* PROBLEM DESCRIPTION *
Every record here should be printed again exactly.

* DATASET *

☆ ☆ ☆ ☆

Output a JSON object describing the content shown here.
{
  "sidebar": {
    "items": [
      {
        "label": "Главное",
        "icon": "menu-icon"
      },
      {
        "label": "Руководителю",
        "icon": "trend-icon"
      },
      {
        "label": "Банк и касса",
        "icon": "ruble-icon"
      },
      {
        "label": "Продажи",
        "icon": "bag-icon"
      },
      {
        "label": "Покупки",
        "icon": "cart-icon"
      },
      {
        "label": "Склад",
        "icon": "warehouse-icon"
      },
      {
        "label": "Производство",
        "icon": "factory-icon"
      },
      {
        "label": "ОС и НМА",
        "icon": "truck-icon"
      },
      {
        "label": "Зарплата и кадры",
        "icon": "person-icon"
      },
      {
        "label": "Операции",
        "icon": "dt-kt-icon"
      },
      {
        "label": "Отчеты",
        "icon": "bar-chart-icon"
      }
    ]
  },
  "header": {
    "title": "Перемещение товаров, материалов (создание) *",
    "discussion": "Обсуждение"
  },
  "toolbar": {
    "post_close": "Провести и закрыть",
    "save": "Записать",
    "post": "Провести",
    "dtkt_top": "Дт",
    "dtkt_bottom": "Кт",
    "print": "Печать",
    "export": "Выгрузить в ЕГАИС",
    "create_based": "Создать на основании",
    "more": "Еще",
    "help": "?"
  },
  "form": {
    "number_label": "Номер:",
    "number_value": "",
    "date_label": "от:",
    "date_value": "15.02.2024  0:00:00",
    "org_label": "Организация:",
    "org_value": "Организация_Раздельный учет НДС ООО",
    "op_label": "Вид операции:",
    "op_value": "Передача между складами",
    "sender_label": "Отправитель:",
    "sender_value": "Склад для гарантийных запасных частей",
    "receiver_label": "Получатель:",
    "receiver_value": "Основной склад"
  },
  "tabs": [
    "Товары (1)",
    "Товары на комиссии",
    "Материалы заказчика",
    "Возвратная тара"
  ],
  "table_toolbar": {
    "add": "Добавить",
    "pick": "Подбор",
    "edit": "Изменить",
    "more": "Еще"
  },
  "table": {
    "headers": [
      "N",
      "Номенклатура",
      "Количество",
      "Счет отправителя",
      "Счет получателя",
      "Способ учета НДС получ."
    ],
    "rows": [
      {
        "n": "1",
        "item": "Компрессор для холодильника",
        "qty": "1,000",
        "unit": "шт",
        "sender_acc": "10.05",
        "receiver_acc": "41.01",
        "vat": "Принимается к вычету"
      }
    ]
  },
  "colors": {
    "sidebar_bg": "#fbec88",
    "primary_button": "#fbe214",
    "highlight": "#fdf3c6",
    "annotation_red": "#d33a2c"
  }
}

☆ ☆ ☆ ☆

* CORRECT OUTPUT *
Output a JSON object describing the content shown here.
{
  "sidebar": {
    "items": [
      {
        "label": "Главное",
        "icon": "menu-icon"
      },
      {
        "label": "Руководителю",
        "icon": "trend-icon"
      },
      {
        "label": "Банк и касса",
        "icon": "ruble-icon"
      },
      {
        "label": "Продажи",
        "icon": "bag-icon"
      },
      {
        "label": "Покупки",
        "icon": "cart-icon"
      },
      {
        "label": "Склад",
        "icon": "warehouse-icon"
      },
      {
        "label": "Производство",
        "icon": "factory-icon"
      },
      {
        "label": "ОС и НМА",
        "icon": "truck-icon"
      },
      {
        "label": "Зарплата и кадры",
        "icon": "person-icon"
      },
      {
        "label": "Операции",
        "icon": "dt-kt-icon"
      },
      {
        "label": "Отчеты",
        "icon": "bar-chart-icon"
      }
    ]
  },
  "header": {
    "title": "Перемещение товаров, материалов (создание) *",
    "discussion": "Обсуждение"
  },
  "toolbar": {
    "post_close": "Провести и закрыть",
    "save": "Записать",
    "post": "Провести",
    "dtkt_top": "Дт",
    "dtkt_bottom": "Кт",
    "print": "Печать",
    "export": "Выгрузить в ЕГАИС",
    "create_based": "Создать на основании",
    "more": "Еще",
    "help": "?"
  },
  "form": {
    "number_label": "Номер:",
    "number_value": "",
    "date_label": "от:",
    "date_value": "15.02.2024  0:00:00",
    "org_label": "Организация:",
    "org_value": "Организация_Раздельный учет НДС ООО",
    "op_label": "Вид операции:",
    "op_value": "Передача между складами",
    "sender_label": "Отправитель:",
    "sender_value": "Склад для гарантийных запасных частей",
    "receiver_label": "Получатель:",
    "receiver_value": "Основной склад"
  },
  "tabs": [
    "Товары (1)",
    "Товары на комиссии",
    "Материалы заказчика",
    "Возвратная тара"
  ],
  "table_toolbar": {
    "add": "Добавить",
    "pick": "Подбор",
    "edit": "Изменить",
    "more": "Еще"
  },
  "table": {
    "headers": [
      "N",
      "Номенклатура",
      "Количество",
      "Счет отправителя",
      "Счет получателя",
      "Способ учета НДС получ."
    ],
    "rows": [
      {
        "n": "1",
        "item": "Компрессор для холодильника",
        "qty": "1,000",
        "unit": "шт",
        "sender_acc": "10.05",
        "receiver_acc": "41.01",
        "vat": "Принимается к вычету"
      }
    ]
  },
  "colors": {
    "sidebar_bg": "#fbec88",
    "primary_button": "#fbe214",
    "highlight": "#fdf3c6",
    "annotation_red": "#d33a2c"
  }
}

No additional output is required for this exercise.